▶ [Aim of the exercise]: Copy every line of the items below word for word, in their original order.

▶ [Supplied data]:

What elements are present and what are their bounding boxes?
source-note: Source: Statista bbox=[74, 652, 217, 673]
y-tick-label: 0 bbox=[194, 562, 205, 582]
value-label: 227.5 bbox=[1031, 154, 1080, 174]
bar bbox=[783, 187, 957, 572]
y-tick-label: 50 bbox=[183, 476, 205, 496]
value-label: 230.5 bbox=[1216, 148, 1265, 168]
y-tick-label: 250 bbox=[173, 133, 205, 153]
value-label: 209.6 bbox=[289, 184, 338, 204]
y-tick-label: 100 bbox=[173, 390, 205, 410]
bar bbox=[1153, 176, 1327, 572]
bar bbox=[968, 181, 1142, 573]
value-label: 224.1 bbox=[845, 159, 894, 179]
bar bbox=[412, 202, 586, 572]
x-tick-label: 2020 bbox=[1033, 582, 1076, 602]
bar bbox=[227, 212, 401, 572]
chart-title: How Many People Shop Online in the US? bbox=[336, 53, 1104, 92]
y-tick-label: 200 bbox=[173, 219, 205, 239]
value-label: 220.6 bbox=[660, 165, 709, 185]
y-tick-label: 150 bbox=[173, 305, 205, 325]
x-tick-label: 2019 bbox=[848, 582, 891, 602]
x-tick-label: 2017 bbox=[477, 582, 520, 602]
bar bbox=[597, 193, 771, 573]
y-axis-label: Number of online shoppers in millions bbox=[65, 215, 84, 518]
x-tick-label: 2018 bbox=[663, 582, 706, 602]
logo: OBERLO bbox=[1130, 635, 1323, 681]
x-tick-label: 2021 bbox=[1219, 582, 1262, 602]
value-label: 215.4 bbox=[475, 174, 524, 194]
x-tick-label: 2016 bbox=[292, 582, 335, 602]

▶ [Full response]:
What elements are present and what are their bounding boxes?
source-note: Source: Statista bbox=[74, 652, 217, 673]
y-tick-label: 0 bbox=[194, 562, 205, 582]
value-label: 227.5 bbox=[1031, 154, 1080, 174]
bar bbox=[783, 187, 957, 572]
y-tick-label: 50 bbox=[183, 476, 205, 496]
value-label: 230.5 bbox=[1216, 148, 1265, 168]
y-tick-label: 250 bbox=[173, 133, 205, 153]
value-label: 209.6 bbox=[289, 184, 338, 204]
y-tick-label: 100 bbox=[173, 390, 205, 410]
bar bbox=[1153, 176, 1327, 572]
bar bbox=[968, 181, 1142, 573]
value-label: 224.1 bbox=[845, 159, 894, 179]
bar bbox=[412, 202, 586, 572]
x-tick-label: 2020 bbox=[1033, 582, 1076, 602]
bar bbox=[227, 212, 401, 572]
chart-title: How Many People Shop Online in the US? bbox=[336, 53, 1104, 92]
y-tick-label: 200 bbox=[173, 219, 205, 239]
value-label: 220.6 bbox=[660, 165, 709, 185]
y-tick-label: 150 bbox=[173, 305, 205, 325]
x-tick-label: 2019 bbox=[848, 582, 891, 602]
x-tick-label: 2017 bbox=[477, 582, 520, 602]
bar bbox=[597, 193, 771, 573]
y-axis-label: Number of online shoppers in millions bbox=[65, 215, 84, 518]
x-tick-label: 2018 bbox=[663, 582, 706, 602]
logo: OBERLO bbox=[1130, 635, 1323, 681]
x-tick-label: 2021 bbox=[1219, 582, 1262, 602]
value-label: 215.4 bbox=[475, 174, 524, 194]
x-tick-label: 2016 bbox=[292, 582, 335, 602]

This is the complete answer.